**Reading text:**
== == ==

Re: dm-crypt optimization

From: Binoy Jayan
Date: Thu Dec 22 2016 - 03:26:06 EST


Hi Milan,

On 21 December 2016 at 18:17, Milan Broz <gmazyland@xxxxxxxxx> wrote:

> So the core problem is that your crypto accelerator can operate efficiently only
> with bigger batch sizes.

Thank you for the reply. Yes, that would be rather an improvement when having
bigger block sizes.

> How big blocks your crypto hw need to be able to operate more efficiently?
> What about 4k blocks (no batches), could it be usable trade-off?

The benchmark results for Qualcomm Snapdragon SoC's (mentioned below) show
significant improvement with 4K blocks but in batches of all such contiguous
segments in the block layer's request queue in the form of a chained
scatterlist.
However, it uses the algorithm 'aes-xts' instead of the conventional
'essiv-cbc-aes'
used in dm-crypt. Also, it uses the device mapper dm-req-crypt instead
of dm-cypt.

http://nelenkov.blogspot.in/2015/05/hardware-accelerated-disk-encryption-in.html
Section : 'Performance'

Its reports and IO rate of 46.3MB/s compared to an IO rate of 25.1MB/s while
using a software-based FDE (based on dm-crypt). But I am not sure how genuine
this data is or how it was tested.

Since qualcomm SoC's use hardware backed keystore for managing keys and since
there is no easy way to make dm-crypt work with qualcomm's engines, I do not
have solid benchmark data to show an improved performance when using 4k blocks.

> With some (backward incompatible) changes in LUKS format I would like to see support
> for encryption blocks equivalent to sectors size, so it basically means for 4k drive 4k
> encryption block.
> (This should decrease overhead, now is everything processed on 512 blocks only.)
>
> Support of bigger block sizes would be unsafe without additional mechanism that provides
> atomic writes of multiple sectors. Maybe it applies to 4k as well on some devices though...)

Did you mean write to the crypto output buffers or the actual disk write?
I didn't quite understand how the block size for encryption affects atomic
writes as it is the block layer which handles them. As far as dm-crypt is,
concerned it just encrypts/decrypts a 'struct bio' instance and submits the IO
operation to the block layer.

> The above is not going against your proposal, I am just curious if this is enough
> to provide better performance on your hw accelerator or not.

May be I should be able to procure an open crypto board and get back to you with
some results. Or may be show even a marginal improvement while using software
algorithm by avoiding the crypto overhead for every 512 bytes.

-Binoy

== == ==

Records contained in a dataset:
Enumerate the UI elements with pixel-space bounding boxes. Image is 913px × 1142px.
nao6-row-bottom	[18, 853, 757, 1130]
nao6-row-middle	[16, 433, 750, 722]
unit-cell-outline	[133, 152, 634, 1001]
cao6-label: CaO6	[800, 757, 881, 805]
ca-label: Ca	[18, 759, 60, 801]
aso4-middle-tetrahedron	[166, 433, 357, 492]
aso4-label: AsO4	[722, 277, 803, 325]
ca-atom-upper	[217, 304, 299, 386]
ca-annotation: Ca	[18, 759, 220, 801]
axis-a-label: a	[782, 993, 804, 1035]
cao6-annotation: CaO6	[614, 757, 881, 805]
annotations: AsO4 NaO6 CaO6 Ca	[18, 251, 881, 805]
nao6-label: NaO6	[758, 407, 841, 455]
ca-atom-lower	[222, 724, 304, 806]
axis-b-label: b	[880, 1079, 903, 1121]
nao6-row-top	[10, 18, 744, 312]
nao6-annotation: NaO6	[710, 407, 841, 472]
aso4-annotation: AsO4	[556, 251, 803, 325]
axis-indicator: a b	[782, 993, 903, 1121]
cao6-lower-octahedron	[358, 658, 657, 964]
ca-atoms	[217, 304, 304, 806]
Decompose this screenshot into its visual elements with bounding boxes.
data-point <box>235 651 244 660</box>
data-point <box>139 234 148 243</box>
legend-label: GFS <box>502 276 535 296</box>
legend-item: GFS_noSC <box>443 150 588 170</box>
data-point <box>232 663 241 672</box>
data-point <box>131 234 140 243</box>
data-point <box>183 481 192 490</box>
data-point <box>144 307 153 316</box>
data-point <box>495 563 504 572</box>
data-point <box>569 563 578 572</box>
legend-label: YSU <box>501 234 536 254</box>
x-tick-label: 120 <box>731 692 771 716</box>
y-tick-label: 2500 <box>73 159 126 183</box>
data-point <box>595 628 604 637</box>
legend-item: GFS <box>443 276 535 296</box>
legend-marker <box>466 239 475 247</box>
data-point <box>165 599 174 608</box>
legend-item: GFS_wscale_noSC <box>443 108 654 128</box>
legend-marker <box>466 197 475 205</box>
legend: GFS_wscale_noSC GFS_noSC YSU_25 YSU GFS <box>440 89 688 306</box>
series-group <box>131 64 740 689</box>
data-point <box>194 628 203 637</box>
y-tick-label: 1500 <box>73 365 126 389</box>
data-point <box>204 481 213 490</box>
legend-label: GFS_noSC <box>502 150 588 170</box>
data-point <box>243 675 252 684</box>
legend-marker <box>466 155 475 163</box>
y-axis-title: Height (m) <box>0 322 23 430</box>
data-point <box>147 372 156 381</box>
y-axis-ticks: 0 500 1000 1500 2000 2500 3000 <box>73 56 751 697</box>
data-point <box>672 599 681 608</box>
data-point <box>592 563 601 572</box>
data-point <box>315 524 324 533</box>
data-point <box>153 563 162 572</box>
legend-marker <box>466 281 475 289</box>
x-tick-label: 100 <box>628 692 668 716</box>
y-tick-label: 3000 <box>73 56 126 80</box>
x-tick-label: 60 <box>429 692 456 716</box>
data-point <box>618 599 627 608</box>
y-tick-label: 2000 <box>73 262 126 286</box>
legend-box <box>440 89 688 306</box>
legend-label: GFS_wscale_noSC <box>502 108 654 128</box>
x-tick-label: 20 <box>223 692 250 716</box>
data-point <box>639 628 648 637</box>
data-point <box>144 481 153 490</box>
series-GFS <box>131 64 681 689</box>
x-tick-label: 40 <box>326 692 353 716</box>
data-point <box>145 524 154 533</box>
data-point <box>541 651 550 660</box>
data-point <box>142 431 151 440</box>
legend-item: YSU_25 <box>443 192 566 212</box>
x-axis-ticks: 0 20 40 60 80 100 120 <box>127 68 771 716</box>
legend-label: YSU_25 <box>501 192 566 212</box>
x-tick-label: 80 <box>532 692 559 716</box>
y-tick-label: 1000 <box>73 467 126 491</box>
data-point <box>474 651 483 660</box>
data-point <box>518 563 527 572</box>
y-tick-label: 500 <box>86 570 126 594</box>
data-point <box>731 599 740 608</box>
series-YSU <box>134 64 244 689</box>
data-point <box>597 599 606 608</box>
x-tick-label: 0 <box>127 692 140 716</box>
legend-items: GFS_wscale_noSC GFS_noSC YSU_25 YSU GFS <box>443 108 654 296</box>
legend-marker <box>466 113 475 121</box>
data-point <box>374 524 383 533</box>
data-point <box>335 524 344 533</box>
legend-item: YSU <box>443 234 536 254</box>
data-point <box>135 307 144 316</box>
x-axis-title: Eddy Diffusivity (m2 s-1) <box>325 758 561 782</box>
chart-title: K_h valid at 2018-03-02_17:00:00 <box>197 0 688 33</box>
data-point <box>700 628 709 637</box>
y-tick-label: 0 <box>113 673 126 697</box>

== == ==

**Work to do:** In the dm-crypt email, list every term enclosed in single quotation marks.

**Full output:**
aes-xts
essiv-cbc-aes
Performance
struct bio